* Collected data entries *
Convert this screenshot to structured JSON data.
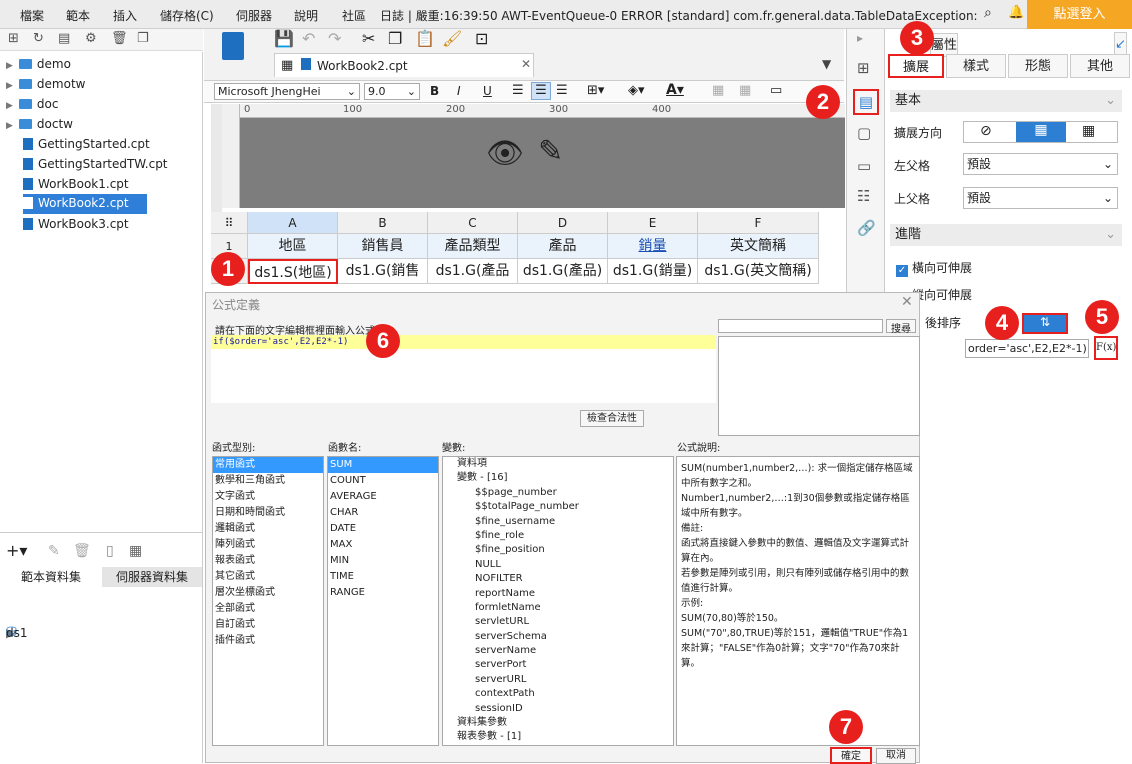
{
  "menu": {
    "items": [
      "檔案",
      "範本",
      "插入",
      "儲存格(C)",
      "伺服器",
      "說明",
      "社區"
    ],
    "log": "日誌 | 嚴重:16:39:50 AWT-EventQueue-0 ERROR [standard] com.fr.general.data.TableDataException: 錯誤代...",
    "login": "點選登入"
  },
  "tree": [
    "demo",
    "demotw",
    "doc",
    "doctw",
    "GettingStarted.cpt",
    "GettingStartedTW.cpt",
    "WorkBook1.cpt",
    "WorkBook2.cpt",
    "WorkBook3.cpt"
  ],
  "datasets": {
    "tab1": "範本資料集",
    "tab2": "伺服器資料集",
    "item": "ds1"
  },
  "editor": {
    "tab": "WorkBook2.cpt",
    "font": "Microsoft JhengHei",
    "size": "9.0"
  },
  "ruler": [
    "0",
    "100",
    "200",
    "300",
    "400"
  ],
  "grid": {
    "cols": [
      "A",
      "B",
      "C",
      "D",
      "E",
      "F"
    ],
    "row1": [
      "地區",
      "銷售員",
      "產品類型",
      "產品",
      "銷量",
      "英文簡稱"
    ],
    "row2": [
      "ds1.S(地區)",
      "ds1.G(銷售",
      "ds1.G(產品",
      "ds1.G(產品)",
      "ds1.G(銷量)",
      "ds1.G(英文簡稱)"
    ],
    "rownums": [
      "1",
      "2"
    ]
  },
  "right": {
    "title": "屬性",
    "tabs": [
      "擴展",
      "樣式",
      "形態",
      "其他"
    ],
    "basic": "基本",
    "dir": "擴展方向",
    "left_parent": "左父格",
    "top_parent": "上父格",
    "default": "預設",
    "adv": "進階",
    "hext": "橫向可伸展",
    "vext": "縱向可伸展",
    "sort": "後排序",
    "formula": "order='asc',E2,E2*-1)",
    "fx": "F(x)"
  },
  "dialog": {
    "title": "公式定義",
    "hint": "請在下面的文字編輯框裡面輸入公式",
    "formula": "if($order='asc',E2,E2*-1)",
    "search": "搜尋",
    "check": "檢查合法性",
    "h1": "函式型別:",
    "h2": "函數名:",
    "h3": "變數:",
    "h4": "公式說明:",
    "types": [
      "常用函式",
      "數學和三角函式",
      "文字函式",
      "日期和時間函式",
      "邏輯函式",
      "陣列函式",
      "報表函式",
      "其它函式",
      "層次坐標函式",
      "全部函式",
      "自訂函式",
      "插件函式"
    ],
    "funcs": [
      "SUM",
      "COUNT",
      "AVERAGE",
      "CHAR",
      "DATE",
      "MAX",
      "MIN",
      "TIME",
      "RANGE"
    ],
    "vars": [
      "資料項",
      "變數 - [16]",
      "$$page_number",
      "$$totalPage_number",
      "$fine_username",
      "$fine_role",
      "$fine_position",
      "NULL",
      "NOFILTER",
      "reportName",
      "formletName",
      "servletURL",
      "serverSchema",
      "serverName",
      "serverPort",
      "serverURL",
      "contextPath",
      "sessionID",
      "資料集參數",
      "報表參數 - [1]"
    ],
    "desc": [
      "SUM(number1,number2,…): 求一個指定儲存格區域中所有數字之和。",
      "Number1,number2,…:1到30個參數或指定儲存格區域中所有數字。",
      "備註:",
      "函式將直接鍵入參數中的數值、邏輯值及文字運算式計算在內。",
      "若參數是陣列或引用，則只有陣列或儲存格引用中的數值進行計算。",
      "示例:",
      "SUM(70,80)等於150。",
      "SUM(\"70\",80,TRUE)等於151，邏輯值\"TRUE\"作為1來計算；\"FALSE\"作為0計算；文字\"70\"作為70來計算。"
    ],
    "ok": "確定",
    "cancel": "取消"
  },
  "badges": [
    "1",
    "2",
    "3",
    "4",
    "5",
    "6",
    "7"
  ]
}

* REQUIREMENT *
Return only the count of lines in the records that hold the word "formula".

* TASK ANSWER *
2